REQUIREMENT: Across the listing below, count the lines that mention the string "party". Reply with the figure only.

INPUT DATA:
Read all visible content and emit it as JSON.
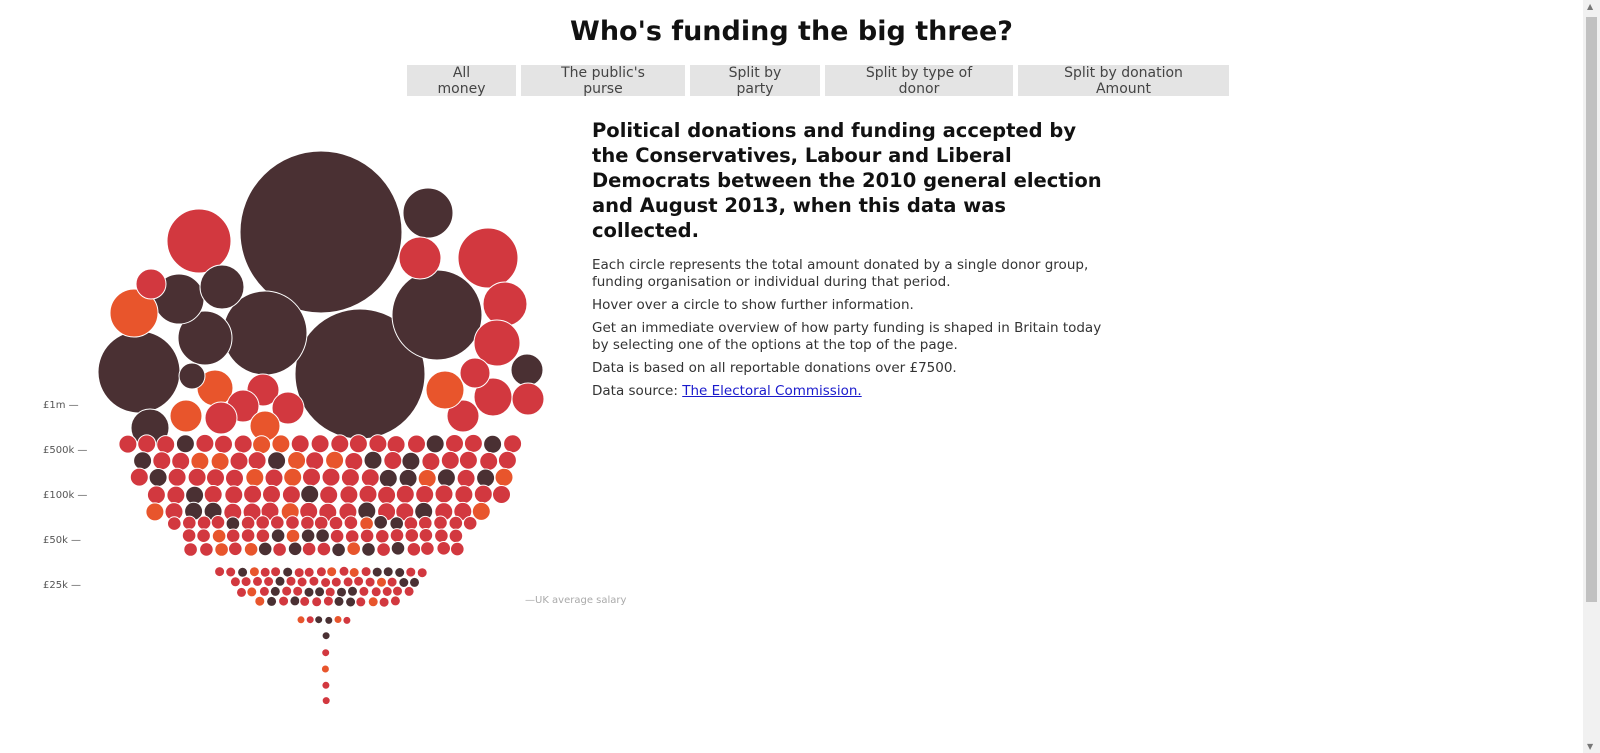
{
  "page": {
    "title": "Who's funding the big three?",
    "tabs": [
      "All money",
      "The public's purse",
      "Split by party",
      "Split by type of donor",
      "Split by donation Amount"
    ]
  },
  "intro": {
    "headline": "Political donations and funding accepted by the Conservatives, Labour and Liberal Democrats between the 2010 general election and August 2013, when this data was collected.",
    "p1": "Each circle represents the total amount donated by a single donor group, funding organisation or individual during that period.",
    "p2": "Hover over a circle to show further information.",
    "p3": "Get an immediate overview of how party funding is shaped in Britain today by selecting one of the options at the top of the page.",
    "p4": "Data is based on all reportable donations over £7500.",
    "source_label": "Data source: ",
    "source_link": "The Electoral Commission."
  },
  "scale": {
    "labels": [
      "£1m —",
      "£500k —",
      "£100k —",
      "£50k —",
      "£25k —"
    ],
    "salary_note": "—UK average salary"
  },
  "colors": {
    "dark": "#4a3033",
    "red": "#d2383f",
    "orange": "#e8552c"
  },
  "icons": {
    "scroll_up": "triangle-up-icon",
    "scroll_down": "triangle-down-icon"
  }
}
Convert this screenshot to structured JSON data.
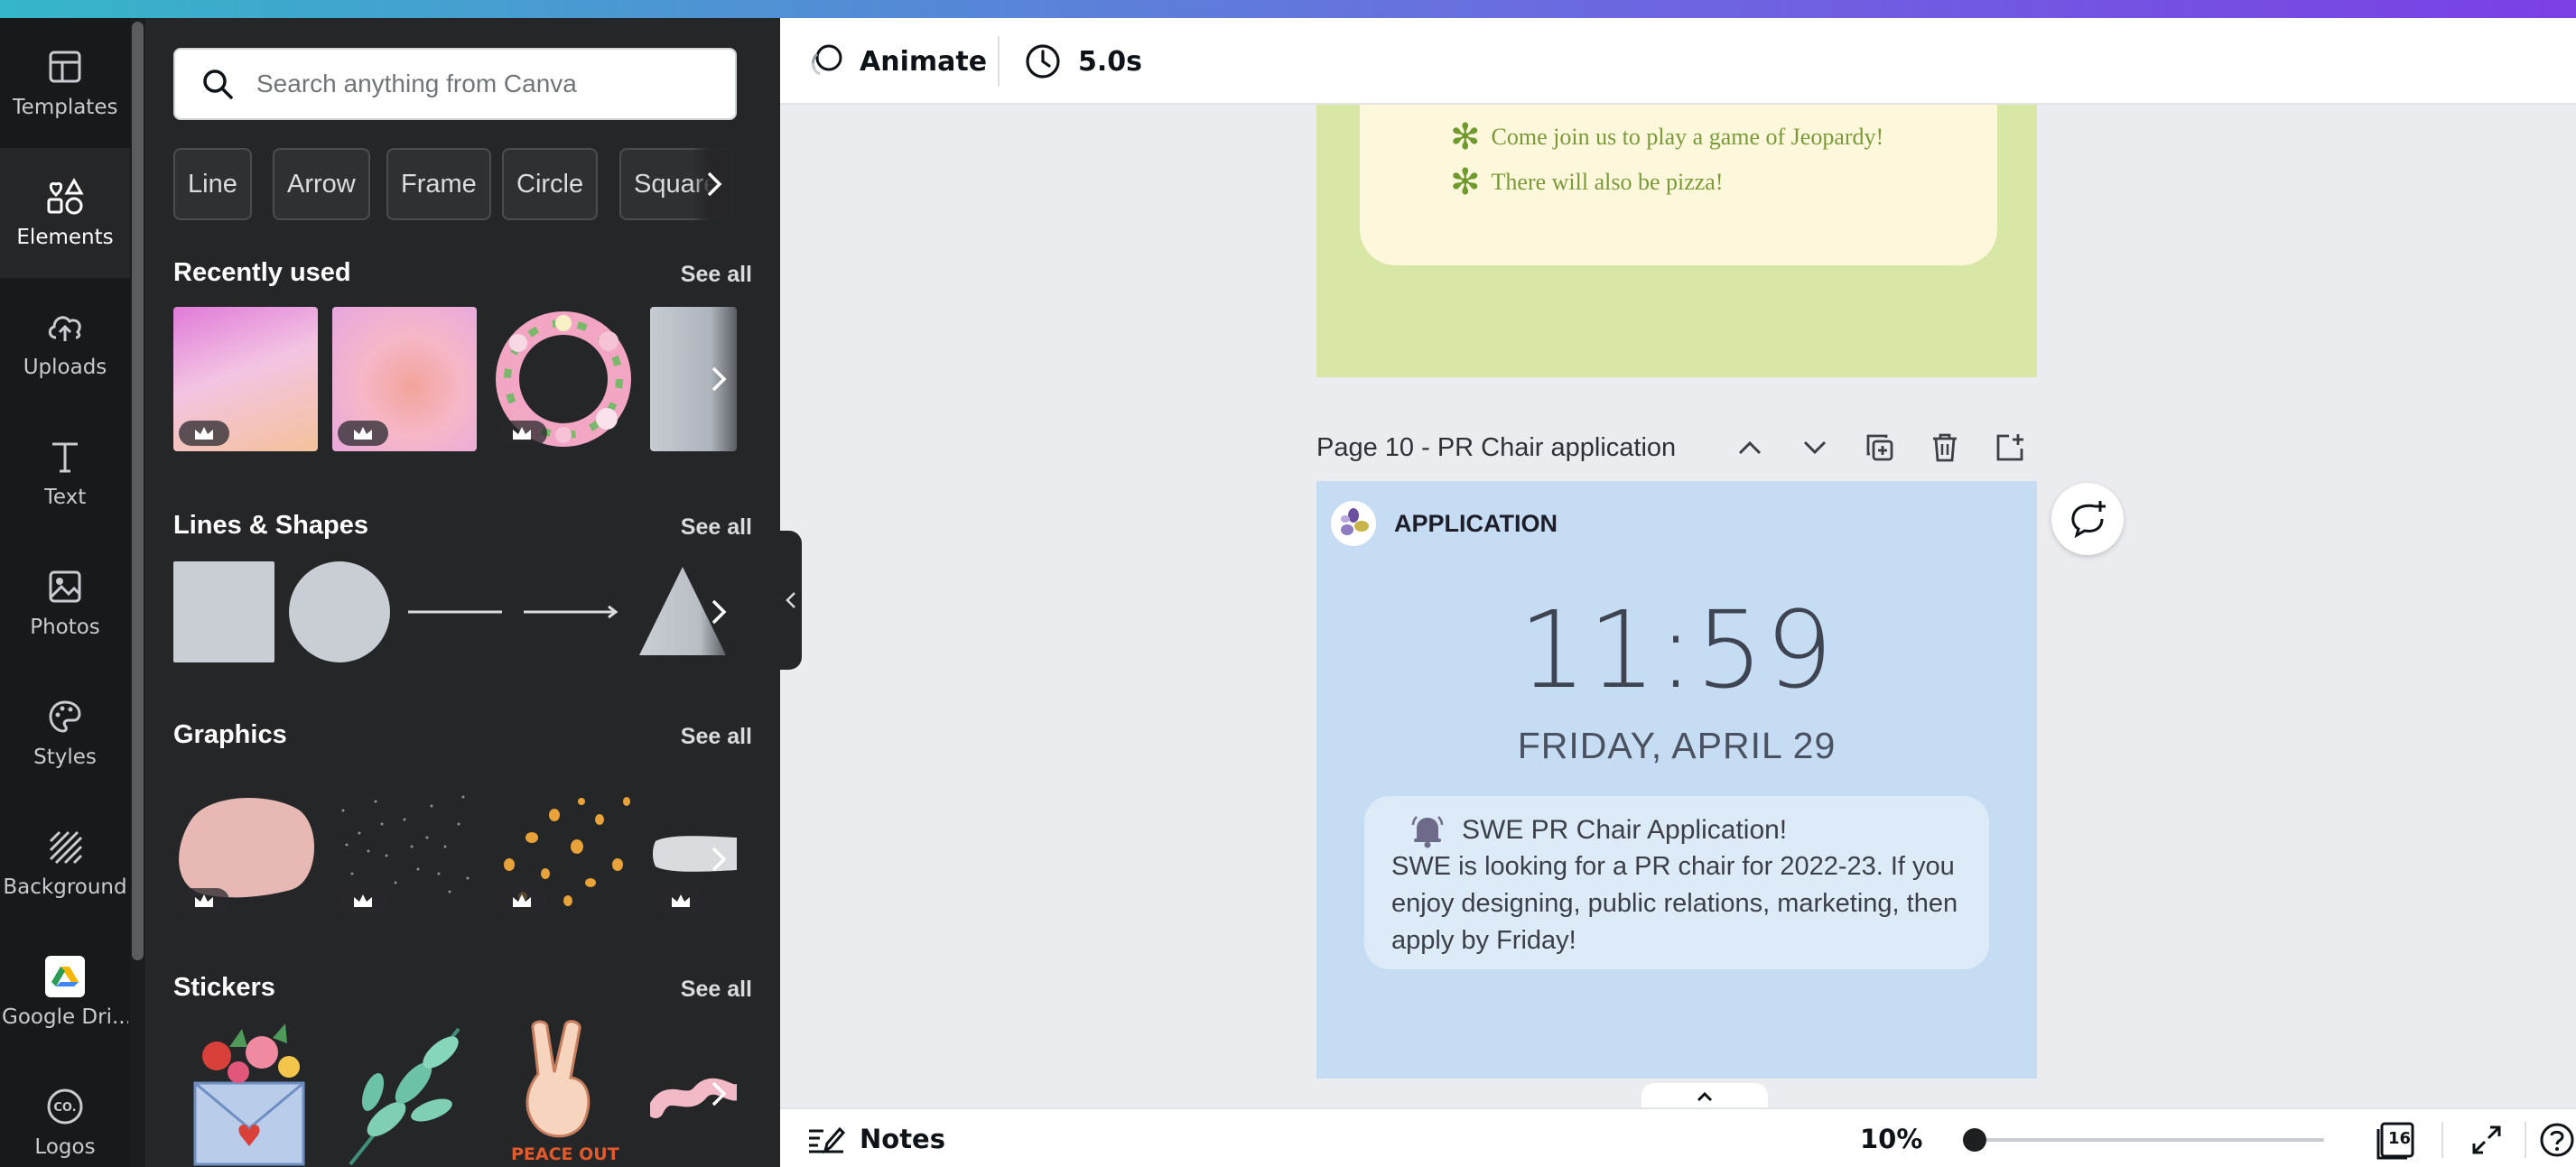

FINAL RESULT: 2